** PAGE EXCERPT follows **
At the annual general meeting of the Company held on 27 August 2019, general mandates were granted to the Directors to exercise the powers of the Company to repurchase Shares and to issue new Shares respectively. Such mandates, to the extent not utilised by the date of the Annual General Meeting, will lapse at the conclusion of the Annual General Meeting.

Ordinary resolutions will be proposed at the Annual General Meeting to approve the granting of new general mandates to the Directors:

  1. to repurchase Shares on the Stock Exchange or on any other stock exchange recognised by the Securities and Futures Commission of Hong Kong and the Stock Exchange, of an aggregate number not exceeding 10% of the total number of issued shares of the Company as at the date of passing of such resolution (i.e. an aggregate number of Shares not exceeding 482,300,900 Shares on the basis that the existing issued shares of the Company of 4,823,009,000 Shares remains unchanged as at the date of the Annual General Meeting) (the "Buyback Mandate");
  2. to allot, issue or deal with Shares of an aggregate number not exceeding 20% of the total number of issued shares of the Company as at the date of passing of such resolution (i.e. an aggregate number of Shares not exceeding 964,601,800 Shares on the basis that the existing issued shares of the Company of 4,823,009,000 remains unchanged as at the date of the Annual General Meeting) (the "Issuance Mandate"); and
  3. to extend the Issuance Mandate by an amount representing the aggregate number of Shares repurchased by the Company pursuant to and in accordance with the Buyback Mandate.

The Buyback Mandate and the Issuance Mandate will continue in force until the conclusion of the next annual general meeting of the Company held after the Annual General Meeting or any earlier date as referred to in the proposed ordinary resolutions nos. 7 and 8 of the notice of the Annual General Meeting as set out on pages 13 to 17 of this circular. With reference to the Buyback Mandate and the Issuance Mandate, the Directors wish to state that they have no present intention to exercise the Buyback Mandate and the Issuance Mandate.

In accordance with the requirements of the Listing Rules, the Company shall send to Shareholders an explanatory statement containing all the information reasonably necessary to enable them to make an informed decision on whether to vote for or against the granting of the Buyback Mandate. The explanatory statement as required by the Listing Rules in connection with the Buyback Mandate is set out in Appendix I to this circular.

2

LETTER FROM THE BOARD

3. PROPOSED RE-ELECTION OF THE RETIRING DIRECTORS

During the year ended 31 March 2020, each of the executive Directors, non-executive Directors and independent non-executive Directors was engaged for a term of three years commencing from their respective dates of appointment and was subject to retirement by rotation and re-election pursuant to the Articles of Association.

According to Article 108 of the Articles of Association, at each annual general meeting one-third of the Directors for the time being, or, if their number is not 3 or a multiple of 3, then the number nearest to but not less than one-third, shall retire from office by rotation provided that every Director (including those appointed for a specific term) shall be subject to retirement by rotation at least once every 3 years. Besides, according to Article 112 of the Articles of Association, any new Director appointed by the Board to fill a causal vacancy shall submit himself/herself for re-election by Shareholders at the first general meeting of the Company after his/her appointment, and any new Director appointed by the Board as an addition to the Board shall submit himself/herself for re-election by Shareholders at the next following annual general meeting.
** End of PAGE EXCERPT **
** PROVIDED RECORDS follows **
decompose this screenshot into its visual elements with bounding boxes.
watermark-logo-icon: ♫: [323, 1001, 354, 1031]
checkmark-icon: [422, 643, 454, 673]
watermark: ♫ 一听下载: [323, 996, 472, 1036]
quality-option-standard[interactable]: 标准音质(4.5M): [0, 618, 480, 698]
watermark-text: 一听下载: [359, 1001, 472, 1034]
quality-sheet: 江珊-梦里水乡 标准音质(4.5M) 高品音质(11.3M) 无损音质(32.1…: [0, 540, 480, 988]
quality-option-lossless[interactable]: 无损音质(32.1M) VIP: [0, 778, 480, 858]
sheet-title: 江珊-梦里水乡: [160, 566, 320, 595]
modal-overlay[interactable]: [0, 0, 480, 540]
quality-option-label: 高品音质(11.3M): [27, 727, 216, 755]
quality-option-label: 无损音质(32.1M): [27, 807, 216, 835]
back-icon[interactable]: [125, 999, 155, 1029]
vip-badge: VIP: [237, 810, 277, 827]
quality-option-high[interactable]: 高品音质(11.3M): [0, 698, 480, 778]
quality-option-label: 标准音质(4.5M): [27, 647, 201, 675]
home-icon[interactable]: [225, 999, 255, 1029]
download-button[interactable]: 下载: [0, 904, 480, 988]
** End of PROVIDED RECORDS **
§ ASSIGNED TASK A
In the circular, on what date was the company's earlier annual general meeting held, when the current mandates were granted?
§ ASSIGNED TASK B
What kinds of Directors does the circular say were each engaged for a three-year term during the year ended 31 March 2020?
§ ASSIGNED TASK C
Write the next part of the circular, picking up after its last sentence.
None of the entries are needed for this work.

§ OUTPUT A
27 August 2019

§ OUTPUT B
Executive Directors, non-executive Directors and independent non-executive Directors.

§ OUTPUT C
In accordance with Article 108 of the Articles of Association and in compliance with the Corporate Governance Code as set out in Appendix 14 to the Listing Rules, Mr. Tam Sui Kin, Chris, Mr. Tsang On Yip, Patrick and Mr. Chow Shiu Wing, Joseph shall retire by rotation from their office as Director at the Annual General Meeting and, being eligible, offer themselves for re-election at the Annual General Meeting.

The Nomination Committee of the Company has considered the nomination of Mr. Tam Sui Kin, Chris, Mr. Tsang On Yip, Patrick and Mr. Chow Shiu Wing, Joseph for re-election at the Annual General Meeting in accordance with the nomination policy and the Board diversity policy of the Company. Given their different backgrounds, experience, skills and areas of expertise, the Nomination Committee considers that each of the retiring Directors contributes to the diversity of the Board, and recommends them to stand for re-election at the Annual General Meeting.

The Board accepted the nomination by the Nomination Committee and also recommended the above retiring Directors to stand for re-election at the Annual General Meeting.

The detailed information of the retiring and re-electing Directors are set out in Appendix II to this circular.

The Nomination Committee has also reviewed and assessed the annual confirmation of independence of each independent non-executive Director based on the independence criteria as set out in Rule 3.13 of the Listing Rules and formed the view that all of them remain independent.

3

LETTER FROM THE BOARD

4. ANNUAL GENERAL MEETING AND PROXY ARRANGEMENTS

The notice of the Annual General Meeting is set out on pages 13 to 17 of this circular. At the Annual General Meeting, resolutions will be proposed to approve, inter alia, the granting of the Buyback Mandate, the Issuance Mandate, the extension of the Issuance Mandate by the addition thereto of the aggregate number of Shares repurchased pursuant to the Buyback Mandate, and the re-election of the retiring Directors.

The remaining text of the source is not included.